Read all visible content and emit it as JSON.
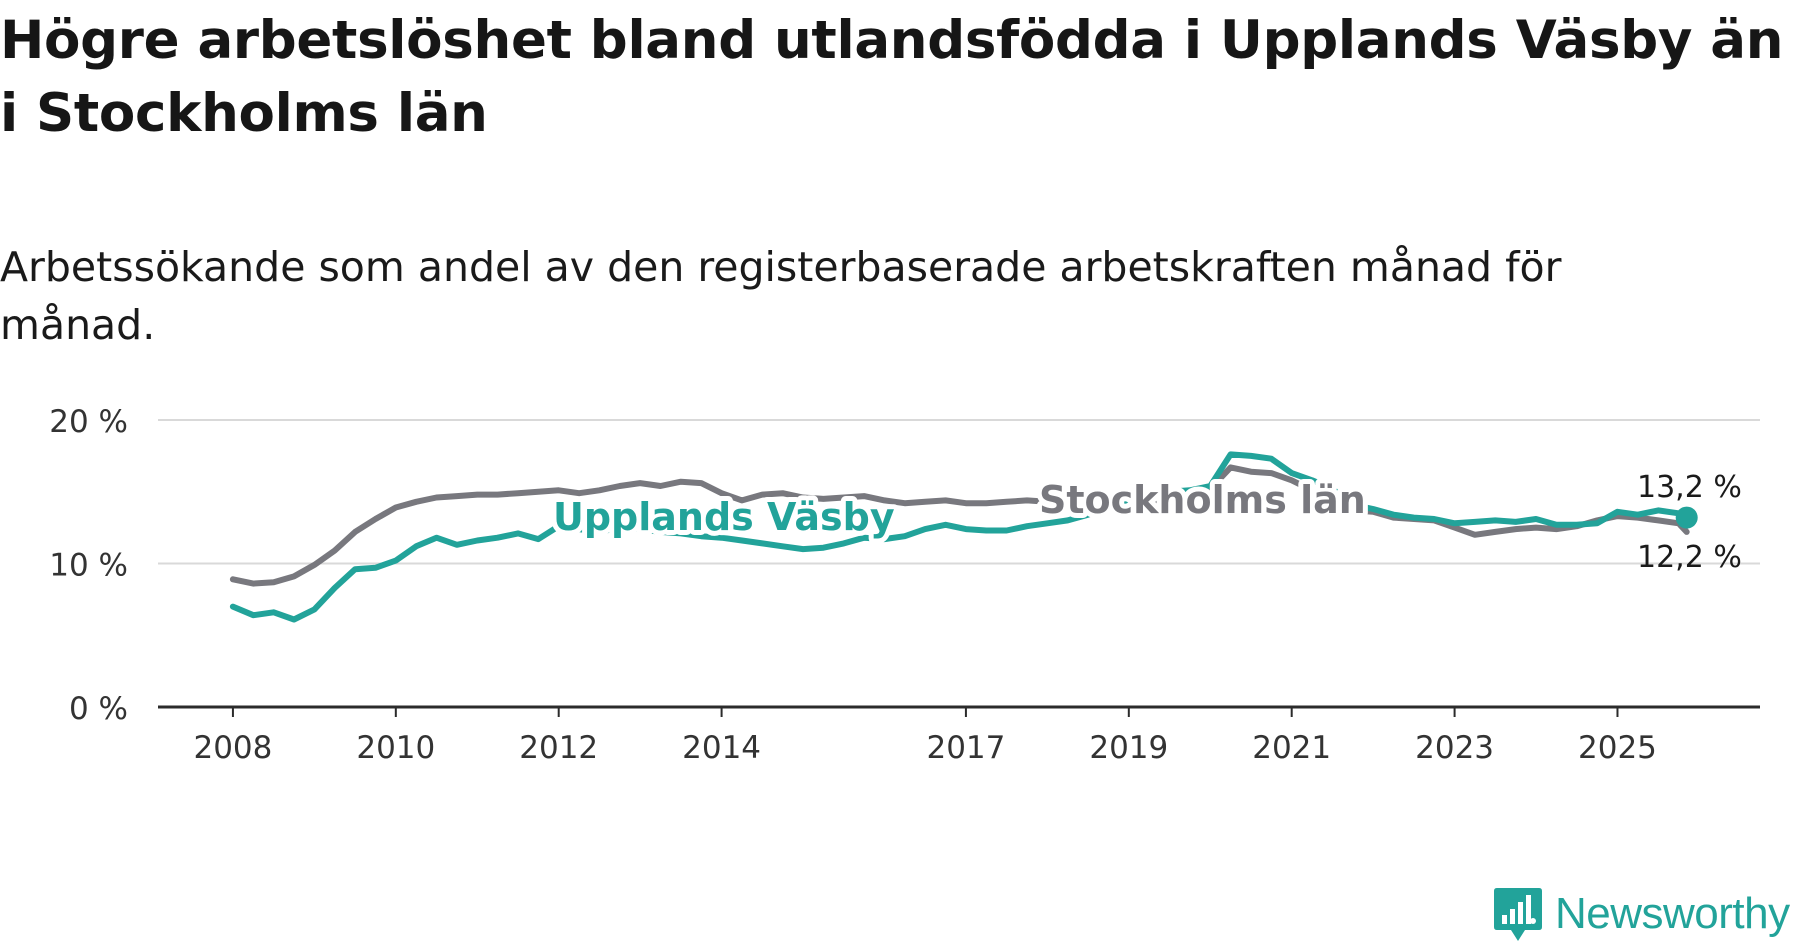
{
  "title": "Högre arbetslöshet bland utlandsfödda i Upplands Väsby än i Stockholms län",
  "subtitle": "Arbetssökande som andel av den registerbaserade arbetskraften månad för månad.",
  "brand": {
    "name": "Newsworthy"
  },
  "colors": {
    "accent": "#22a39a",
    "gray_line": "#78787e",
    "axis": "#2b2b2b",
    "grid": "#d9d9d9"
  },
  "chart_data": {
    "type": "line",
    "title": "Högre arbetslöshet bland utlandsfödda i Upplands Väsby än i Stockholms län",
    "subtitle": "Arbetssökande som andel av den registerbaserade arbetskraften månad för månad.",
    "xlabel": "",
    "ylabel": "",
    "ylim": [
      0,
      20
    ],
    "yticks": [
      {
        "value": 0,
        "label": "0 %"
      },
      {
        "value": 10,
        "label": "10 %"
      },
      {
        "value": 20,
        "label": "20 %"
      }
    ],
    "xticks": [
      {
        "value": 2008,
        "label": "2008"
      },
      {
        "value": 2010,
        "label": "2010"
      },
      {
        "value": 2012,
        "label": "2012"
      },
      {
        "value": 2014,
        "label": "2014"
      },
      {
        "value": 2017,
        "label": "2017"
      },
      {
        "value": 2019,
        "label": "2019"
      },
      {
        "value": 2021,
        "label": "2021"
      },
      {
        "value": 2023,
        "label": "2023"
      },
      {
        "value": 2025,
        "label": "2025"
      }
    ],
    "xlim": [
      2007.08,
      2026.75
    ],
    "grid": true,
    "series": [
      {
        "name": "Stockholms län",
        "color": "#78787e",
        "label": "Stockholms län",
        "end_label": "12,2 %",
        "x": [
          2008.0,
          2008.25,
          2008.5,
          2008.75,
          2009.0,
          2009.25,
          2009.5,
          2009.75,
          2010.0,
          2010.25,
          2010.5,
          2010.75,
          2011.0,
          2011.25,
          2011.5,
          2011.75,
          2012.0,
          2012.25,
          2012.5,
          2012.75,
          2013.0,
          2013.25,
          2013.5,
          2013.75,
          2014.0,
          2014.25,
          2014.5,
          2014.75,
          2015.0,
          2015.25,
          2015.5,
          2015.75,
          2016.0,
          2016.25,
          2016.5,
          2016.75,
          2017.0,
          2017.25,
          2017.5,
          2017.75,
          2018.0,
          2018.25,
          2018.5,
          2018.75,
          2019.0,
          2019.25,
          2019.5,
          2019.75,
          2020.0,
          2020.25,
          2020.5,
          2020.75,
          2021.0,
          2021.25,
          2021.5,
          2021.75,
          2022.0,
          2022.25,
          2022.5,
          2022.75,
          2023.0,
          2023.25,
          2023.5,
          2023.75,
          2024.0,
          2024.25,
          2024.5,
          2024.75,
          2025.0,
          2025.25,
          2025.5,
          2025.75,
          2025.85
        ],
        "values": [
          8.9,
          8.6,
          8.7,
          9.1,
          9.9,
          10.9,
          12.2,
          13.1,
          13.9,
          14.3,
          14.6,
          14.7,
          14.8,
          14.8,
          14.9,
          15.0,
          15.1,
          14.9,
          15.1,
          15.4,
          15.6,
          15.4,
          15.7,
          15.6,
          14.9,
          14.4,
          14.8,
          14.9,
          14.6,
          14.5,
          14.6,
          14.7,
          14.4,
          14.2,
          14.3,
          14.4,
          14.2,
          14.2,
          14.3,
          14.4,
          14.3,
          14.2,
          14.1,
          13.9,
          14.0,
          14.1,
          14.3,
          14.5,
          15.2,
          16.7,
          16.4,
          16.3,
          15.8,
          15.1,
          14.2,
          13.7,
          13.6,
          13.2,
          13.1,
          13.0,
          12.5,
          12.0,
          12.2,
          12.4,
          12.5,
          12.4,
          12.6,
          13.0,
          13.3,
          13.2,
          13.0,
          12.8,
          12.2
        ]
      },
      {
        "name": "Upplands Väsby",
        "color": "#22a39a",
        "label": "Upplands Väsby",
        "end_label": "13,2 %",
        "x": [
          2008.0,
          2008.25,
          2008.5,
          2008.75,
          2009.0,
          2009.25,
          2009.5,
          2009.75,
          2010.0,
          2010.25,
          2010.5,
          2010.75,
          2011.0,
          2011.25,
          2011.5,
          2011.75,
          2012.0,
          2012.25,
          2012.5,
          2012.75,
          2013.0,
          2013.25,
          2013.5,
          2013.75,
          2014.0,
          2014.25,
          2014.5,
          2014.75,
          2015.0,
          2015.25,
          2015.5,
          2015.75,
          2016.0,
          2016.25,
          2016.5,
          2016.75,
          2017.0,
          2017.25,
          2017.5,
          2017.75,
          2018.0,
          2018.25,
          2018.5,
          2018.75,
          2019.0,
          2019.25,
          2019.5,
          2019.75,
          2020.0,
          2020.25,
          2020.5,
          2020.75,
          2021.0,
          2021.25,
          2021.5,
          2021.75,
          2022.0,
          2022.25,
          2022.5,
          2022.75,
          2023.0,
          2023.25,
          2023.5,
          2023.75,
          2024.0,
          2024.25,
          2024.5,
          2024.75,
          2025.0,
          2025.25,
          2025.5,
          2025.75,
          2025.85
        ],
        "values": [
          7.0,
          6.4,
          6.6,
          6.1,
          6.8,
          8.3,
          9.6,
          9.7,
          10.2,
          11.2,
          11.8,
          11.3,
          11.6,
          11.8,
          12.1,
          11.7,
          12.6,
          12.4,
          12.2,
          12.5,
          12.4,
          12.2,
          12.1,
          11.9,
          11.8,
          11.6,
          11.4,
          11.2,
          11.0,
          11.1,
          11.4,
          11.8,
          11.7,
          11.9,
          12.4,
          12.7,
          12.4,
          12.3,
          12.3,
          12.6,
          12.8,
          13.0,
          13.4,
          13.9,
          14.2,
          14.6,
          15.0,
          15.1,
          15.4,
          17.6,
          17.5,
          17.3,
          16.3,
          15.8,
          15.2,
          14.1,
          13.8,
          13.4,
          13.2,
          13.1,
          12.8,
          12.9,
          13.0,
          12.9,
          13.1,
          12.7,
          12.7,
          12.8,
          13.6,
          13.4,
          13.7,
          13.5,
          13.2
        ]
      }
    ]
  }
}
◆ ◆ ◆ ◆ ◆ ◆ ◆
» To do
Copy the material above in full and exactly, skipping pictures.

» Task solution
Read all visible content and emit it as JSON.
{
  "title": "Högre arbetslöshet bland utlandsfödda i Upplands Väsby än i Stockholms län",
  "subtitle": "Arbetssökande som andel av den registerbaserade arbetskraften månad för månad.",
  "brand": {
    "name": "Newsworthy"
  },
  "colors": {
    "accent": "#22a39a",
    "gray_line": "#78787e",
    "axis": "#2b2b2b",
    "grid": "#d9d9d9"
  },
  "chart_data": {
    "type": "line",
    "title": "Högre arbetslöshet bland utlandsfödda i Upplands Väsby än i Stockholms län",
    "subtitle": "Arbetssökande som andel av den registerbaserade arbetskraften månad för månad.",
    "xlabel": "",
    "ylabel": "",
    "ylim": [
      0,
      20
    ],
    "yticks": [
      {
        "value": 0,
        "label": "0 %"
      },
      {
        "value": 10,
        "label": "10 %"
      },
      {
        "value": 20,
        "label": "20 %"
      }
    ],
    "xticks": [
      {
        "value": 2008,
        "label": "2008"
      },
      {
        "value": 2010,
        "label": "2010"
      },
      {
        "value": 2012,
        "label": "2012"
      },
      {
        "value": 2014,
        "label": "2014"
      },
      {
        "value": 2017,
        "label": "2017"
      },
      {
        "value": 2019,
        "label": "2019"
      },
      {
        "value": 2021,
        "label": "2021"
      },
      {
        "value": 2023,
        "label": "2023"
      },
      {
        "value": 2025,
        "label": "2025"
      }
    ],
    "xlim": [
      2007.08,
      2026.75
    ],
    "grid": true,
    "series": [
      {
        "name": "Stockholms län",
        "color": "#78787e",
        "label": "Stockholms län",
        "end_label": "12,2 %",
        "x": [
          2008.0,
          2008.25,
          2008.5,
          2008.75,
          2009.0,
          2009.25,
          2009.5,
          2009.75,
          2010.0,
          2010.25,
          2010.5,
          2010.75,
          2011.0,
          2011.25,
          2011.5,
          2011.75,
          2012.0,
          2012.25,
          2012.5,
          2012.75,
          2013.0,
          2013.25,
          2013.5,
          2013.75,
          2014.0,
          2014.25,
          2014.5,
          2014.75,
          2015.0,
          2015.25,
          2015.5,
          2015.75,
          2016.0,
          2016.25,
          2016.5,
          2016.75,
          2017.0,
          2017.25,
          2017.5,
          2017.75,
          2018.0,
          2018.25,
          2018.5,
          2018.75,
          2019.0,
          2019.25,
          2019.5,
          2019.75,
          2020.0,
          2020.25,
          2020.5,
          2020.75,
          2021.0,
          2021.25,
          2021.5,
          2021.75,
          2022.0,
          2022.25,
          2022.5,
          2022.75,
          2023.0,
          2023.25,
          2023.5,
          2023.75,
          2024.0,
          2024.25,
          2024.5,
          2024.75,
          2025.0,
          2025.25,
          2025.5,
          2025.75,
          2025.85
        ],
        "values": [
          8.9,
          8.6,
          8.7,
          9.1,
          9.9,
          10.9,
          12.2,
          13.1,
          13.9,
          14.3,
          14.6,
          14.7,
          14.8,
          14.8,
          14.9,
          15.0,
          15.1,
          14.9,
          15.1,
          15.4,
          15.6,
          15.4,
          15.7,
          15.6,
          14.9,
          14.4,
          14.8,
          14.9,
          14.6,
          14.5,
          14.6,
          14.7,
          14.4,
          14.2,
          14.3,
          14.4,
          14.2,
          14.2,
          14.3,
          14.4,
          14.3,
          14.2,
          14.1,
          13.9,
          14.0,
          14.1,
          14.3,
          14.5,
          15.2,
          16.7,
          16.4,
          16.3,
          15.8,
          15.1,
          14.2,
          13.7,
          13.6,
          13.2,
          13.1,
          13.0,
          12.5,
          12.0,
          12.2,
          12.4,
          12.5,
          12.4,
          12.6,
          13.0,
          13.3,
          13.2,
          13.0,
          12.8,
          12.2
        ]
      },
      {
        "name": "Upplands Väsby",
        "color": "#22a39a",
        "label": "Upplands Väsby",
        "end_label": "13,2 %",
        "x": [
          2008.0,
          2008.25,
          2008.5,
          2008.75,
          2009.0,
          2009.25,
          2009.5,
          2009.75,
          2010.0,
          2010.25,
          2010.5,
          2010.75,
          2011.0,
          2011.25,
          2011.5,
          2011.75,
          2012.0,
          2012.25,
          2012.5,
          2012.75,
          2013.0,
          2013.25,
          2013.5,
          2013.75,
          2014.0,
          2014.25,
          2014.5,
          2014.75,
          2015.0,
          2015.25,
          2015.5,
          2015.75,
          2016.0,
          2016.25,
          2016.5,
          2016.75,
          2017.0,
          2017.25,
          2017.5,
          2017.75,
          2018.0,
          2018.25,
          2018.5,
          2018.75,
          2019.0,
          2019.25,
          2019.5,
          2019.75,
          2020.0,
          2020.25,
          2020.5,
          2020.75,
          2021.0,
          2021.25,
          2021.5,
          2021.75,
          2022.0,
          2022.25,
          2022.5,
          2022.75,
          2023.0,
          2023.25,
          2023.5,
          2023.75,
          2024.0,
          2024.25,
          2024.5,
          2024.75,
          2025.0,
          2025.25,
          2025.5,
          2025.75,
          2025.85
        ],
        "values": [
          7.0,
          6.4,
          6.6,
          6.1,
          6.8,
          8.3,
          9.6,
          9.7,
          10.2,
          11.2,
          11.8,
          11.3,
          11.6,
          11.8,
          12.1,
          11.7,
          12.6,
          12.4,
          12.2,
          12.5,
          12.4,
          12.2,
          12.1,
          11.9,
          11.8,
          11.6,
          11.4,
          11.2,
          11.0,
          11.1,
          11.4,
          11.8,
          11.7,
          11.9,
          12.4,
          12.7,
          12.4,
          12.3,
          12.3,
          12.6,
          12.8,
          13.0,
          13.4,
          13.9,
          14.2,
          14.6,
          15.0,
          15.1,
          15.4,
          17.6,
          17.5,
          17.3,
          16.3,
          15.8,
          15.2,
          14.1,
          13.8,
          13.4,
          13.2,
          13.1,
          12.8,
          12.9,
          13.0,
          12.9,
          13.1,
          12.7,
          12.7,
          12.8,
          13.6,
          13.4,
          13.7,
          13.5,
          13.2
        ]
      }
    ]
  }
}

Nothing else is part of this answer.